**EXERCISE MATERIAL**
:::

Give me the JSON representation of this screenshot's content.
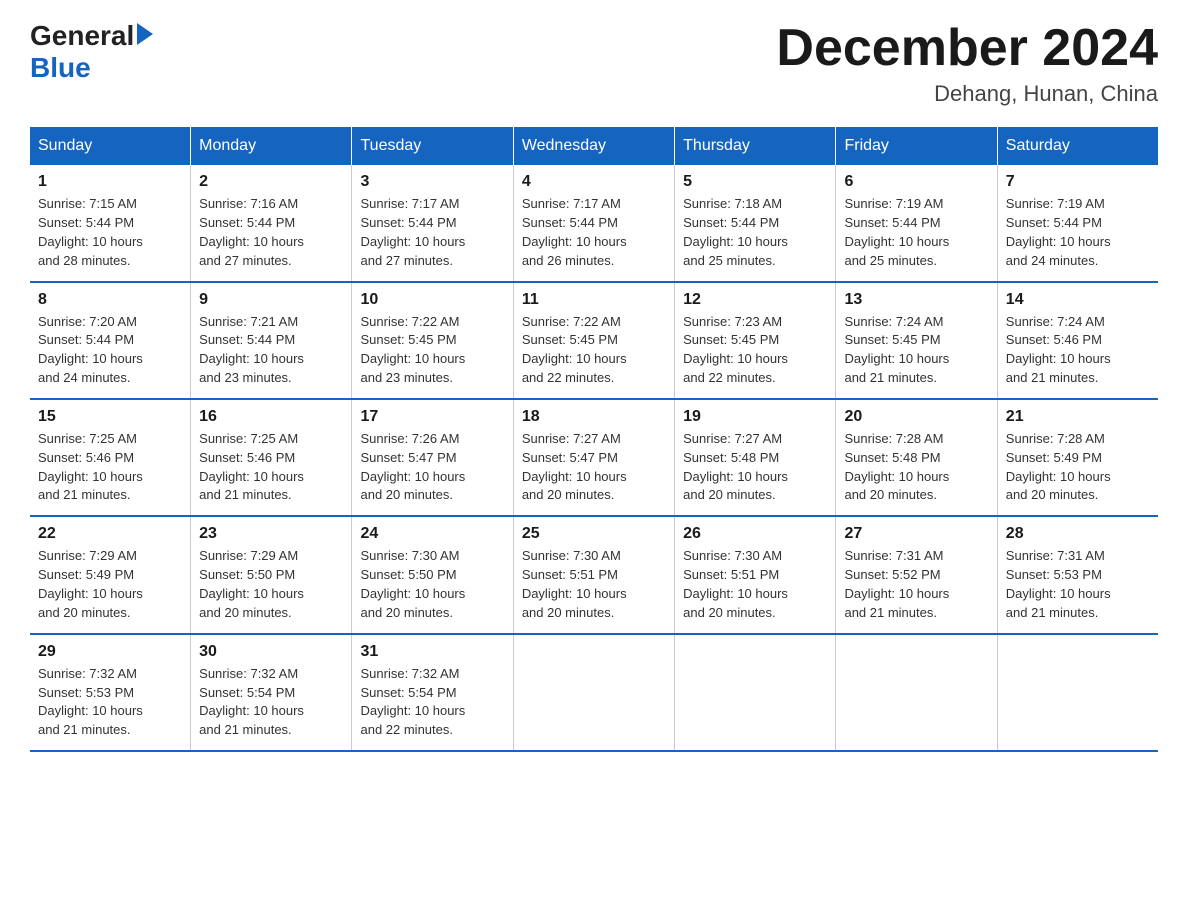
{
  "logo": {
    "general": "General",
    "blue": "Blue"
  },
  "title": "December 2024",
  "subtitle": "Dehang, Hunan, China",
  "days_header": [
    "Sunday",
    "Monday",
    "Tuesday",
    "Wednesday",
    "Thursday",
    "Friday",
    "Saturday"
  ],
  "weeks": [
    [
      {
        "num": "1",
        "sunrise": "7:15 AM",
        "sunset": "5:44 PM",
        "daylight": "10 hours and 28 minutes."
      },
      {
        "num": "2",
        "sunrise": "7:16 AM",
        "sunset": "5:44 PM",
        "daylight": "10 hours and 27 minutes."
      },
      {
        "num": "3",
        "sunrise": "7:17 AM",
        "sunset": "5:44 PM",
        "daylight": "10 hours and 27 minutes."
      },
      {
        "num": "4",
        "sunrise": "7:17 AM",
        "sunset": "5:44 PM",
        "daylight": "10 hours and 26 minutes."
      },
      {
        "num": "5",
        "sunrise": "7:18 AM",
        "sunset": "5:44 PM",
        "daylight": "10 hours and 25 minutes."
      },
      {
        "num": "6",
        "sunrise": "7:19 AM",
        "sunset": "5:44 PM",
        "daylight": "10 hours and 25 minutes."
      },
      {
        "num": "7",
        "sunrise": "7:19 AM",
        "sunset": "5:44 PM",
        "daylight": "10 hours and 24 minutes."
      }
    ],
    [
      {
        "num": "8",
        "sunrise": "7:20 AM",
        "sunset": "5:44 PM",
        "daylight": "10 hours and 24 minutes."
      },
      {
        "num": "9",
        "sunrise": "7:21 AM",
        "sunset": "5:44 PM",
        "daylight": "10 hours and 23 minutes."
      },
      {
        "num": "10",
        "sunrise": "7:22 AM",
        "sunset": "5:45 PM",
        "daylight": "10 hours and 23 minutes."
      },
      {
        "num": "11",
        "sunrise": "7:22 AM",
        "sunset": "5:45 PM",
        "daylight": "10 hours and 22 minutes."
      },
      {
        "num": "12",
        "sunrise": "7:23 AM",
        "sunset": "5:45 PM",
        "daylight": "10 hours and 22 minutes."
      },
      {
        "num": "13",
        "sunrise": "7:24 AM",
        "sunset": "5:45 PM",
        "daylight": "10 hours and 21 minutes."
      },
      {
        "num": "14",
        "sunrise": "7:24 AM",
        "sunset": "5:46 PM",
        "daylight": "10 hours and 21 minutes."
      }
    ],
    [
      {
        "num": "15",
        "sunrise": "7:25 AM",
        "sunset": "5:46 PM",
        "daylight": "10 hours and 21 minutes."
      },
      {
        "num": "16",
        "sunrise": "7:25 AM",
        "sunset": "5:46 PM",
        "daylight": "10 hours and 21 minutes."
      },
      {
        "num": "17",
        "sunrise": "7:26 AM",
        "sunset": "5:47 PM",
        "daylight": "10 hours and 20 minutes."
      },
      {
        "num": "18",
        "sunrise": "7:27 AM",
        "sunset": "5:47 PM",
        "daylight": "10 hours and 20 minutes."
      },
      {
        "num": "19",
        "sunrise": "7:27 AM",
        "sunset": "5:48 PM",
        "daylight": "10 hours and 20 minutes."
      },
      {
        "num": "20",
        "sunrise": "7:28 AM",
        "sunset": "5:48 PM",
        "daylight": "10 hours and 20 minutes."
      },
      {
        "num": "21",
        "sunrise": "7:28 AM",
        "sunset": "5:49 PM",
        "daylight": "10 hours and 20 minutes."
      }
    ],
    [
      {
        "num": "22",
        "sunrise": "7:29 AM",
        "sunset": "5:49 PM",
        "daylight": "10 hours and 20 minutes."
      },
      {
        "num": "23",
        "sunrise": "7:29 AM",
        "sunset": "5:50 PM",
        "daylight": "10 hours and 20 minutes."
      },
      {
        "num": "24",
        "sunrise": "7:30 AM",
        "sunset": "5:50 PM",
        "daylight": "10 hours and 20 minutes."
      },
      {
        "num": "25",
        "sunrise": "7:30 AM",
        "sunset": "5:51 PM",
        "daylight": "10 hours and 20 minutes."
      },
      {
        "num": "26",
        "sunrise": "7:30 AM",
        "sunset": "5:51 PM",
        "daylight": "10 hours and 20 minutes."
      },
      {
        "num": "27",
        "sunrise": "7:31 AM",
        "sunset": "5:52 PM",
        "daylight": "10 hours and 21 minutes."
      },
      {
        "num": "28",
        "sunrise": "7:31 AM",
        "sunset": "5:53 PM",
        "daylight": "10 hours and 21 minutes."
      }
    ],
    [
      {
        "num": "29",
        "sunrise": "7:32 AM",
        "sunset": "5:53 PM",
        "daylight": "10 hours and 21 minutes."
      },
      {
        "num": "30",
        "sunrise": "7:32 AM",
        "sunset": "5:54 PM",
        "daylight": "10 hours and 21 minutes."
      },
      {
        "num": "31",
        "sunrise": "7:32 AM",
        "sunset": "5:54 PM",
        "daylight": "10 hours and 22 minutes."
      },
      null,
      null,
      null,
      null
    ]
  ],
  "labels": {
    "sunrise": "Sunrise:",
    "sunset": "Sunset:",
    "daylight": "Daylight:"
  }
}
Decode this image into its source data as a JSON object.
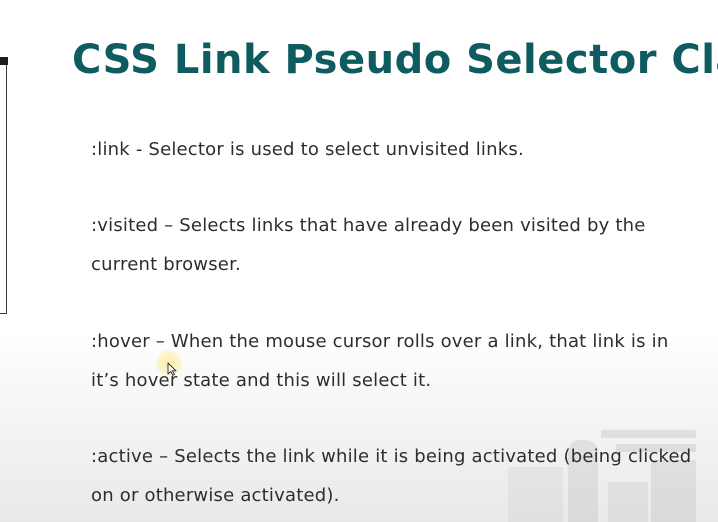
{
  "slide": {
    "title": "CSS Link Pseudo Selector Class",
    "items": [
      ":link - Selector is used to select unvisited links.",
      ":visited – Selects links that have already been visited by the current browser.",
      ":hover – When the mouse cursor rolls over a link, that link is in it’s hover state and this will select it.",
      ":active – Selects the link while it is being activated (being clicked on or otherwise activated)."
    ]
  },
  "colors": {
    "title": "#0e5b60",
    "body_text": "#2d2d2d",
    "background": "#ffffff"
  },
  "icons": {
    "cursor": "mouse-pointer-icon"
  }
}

:::

**TO BE DONE**
Pull out all lines of the data with the string "links".

**RESULT**
      ":link - Selector is used to select unvisited links.",
      ":visited – Selects links that have already been visited by the current browser.",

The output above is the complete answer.